- Source records
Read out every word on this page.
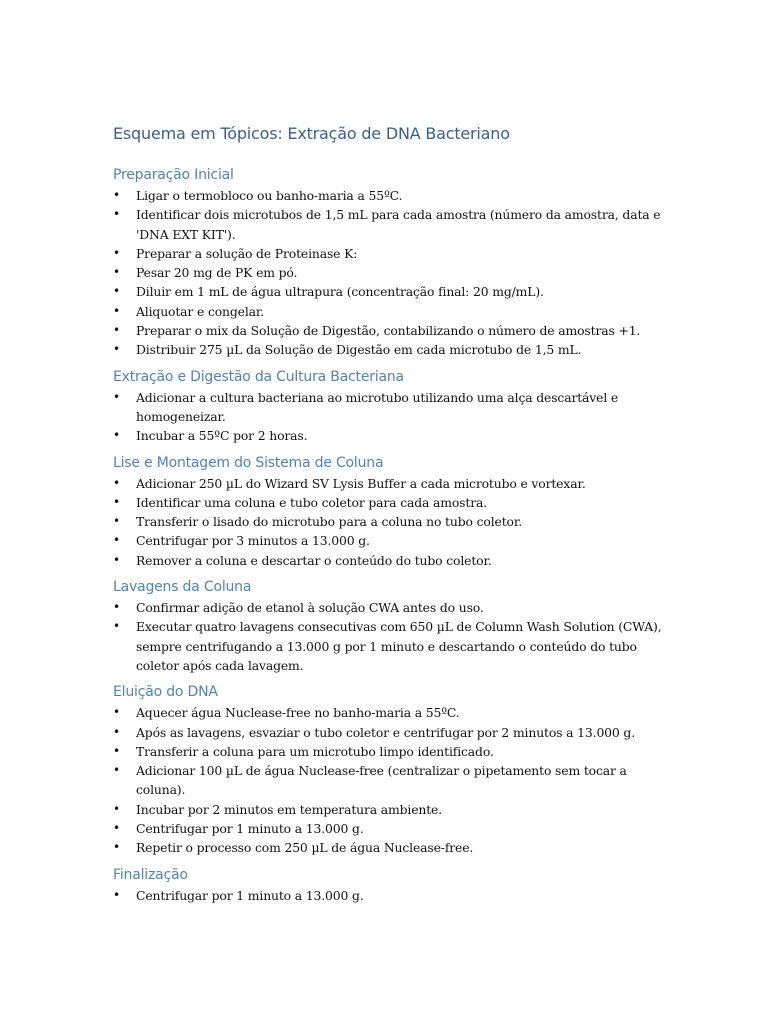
Esquema em Tópicos: Extração de DNA Bacteriano
Preparação Inicial
• Ligar o termobloco ou banho-maria a 55ºC.
• Identificar dois microtubos de 1,5 mL para cada amostra (número da amostra, data e 'DNA EXT KIT').
• Preparar a solução de Proteinase K:
• Pesar 20 mg de PK em pó.
• Diluir em 1 mL de água ultrapura (concentração final: 20 mg/mL).
• Aliquotar e congelar.
• Preparar o mix da Solução de Digestão, contabilizando o número de amostras +1.
• Distribuir 275 µL da Solução de Digestão em cada microtubo de 1,5 mL.
Extração e Digestão da Cultura Bacteriana
• Adicionar a cultura bacteriana ao microtubo utilizando uma alça descartável e homogeneizar.
• Incubar a 55ºC por 2 horas.
Lise e Montagem do Sistema de Coluna
• Adicionar 250 µL do Wizard SV Lysis Buffer a cada microtubo e vortexar.
• Identificar uma coluna e tubo coletor para cada amostra.
• Transferir o lisado do microtubo para a coluna no tubo coletor.
• Centrifugar por 3 minutos a 13.000 g.
• Remover a coluna e descartar o conteúdo do tubo coletor.
Lavagens da Coluna
• Confirmar adição de etanol à solução CWA antes do uso.
• Executar quatro lavagens consecutivas com 650 µL de Column Wash Solution (CWA), sempre centrifugando a 13.000 g por 1 minuto e descartando o conteúdo do tubo coletor após cada lavagem.
Eluição do DNA
• Aquecer água Nuclease-free no banho-maria a 55ºC.
• Após as lavagens, esvaziar o tubo coletor e centrifugar por 2 minutos a 13.000 g.
• Transferir a coluna para um microtubo limpo identificado.
• Adicionar 100 µL de água Nuclease-free (centralizar o pipetamento sem tocar a coluna).
• Incubar por 2 minutos em temperatura ambiente.
• Centrifugar por 1 minuto a 13.000 g.
• Repetir o processo com 250 µL de água Nuclease-free.
Finalização
• Centrifugar por 1 minuto a 13.000 g.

- Brief
Return, from the data, each line where the string "free" occurs.

- Task solution
• Aquecer água Nuclease-free no banho-maria a 55ºC.
• Adicionar 100 µL de água Nuclease-free (centralizar o pipetamento sem tocar a coluna).
• Repetir o processo com 250 µL de água Nuclease-free.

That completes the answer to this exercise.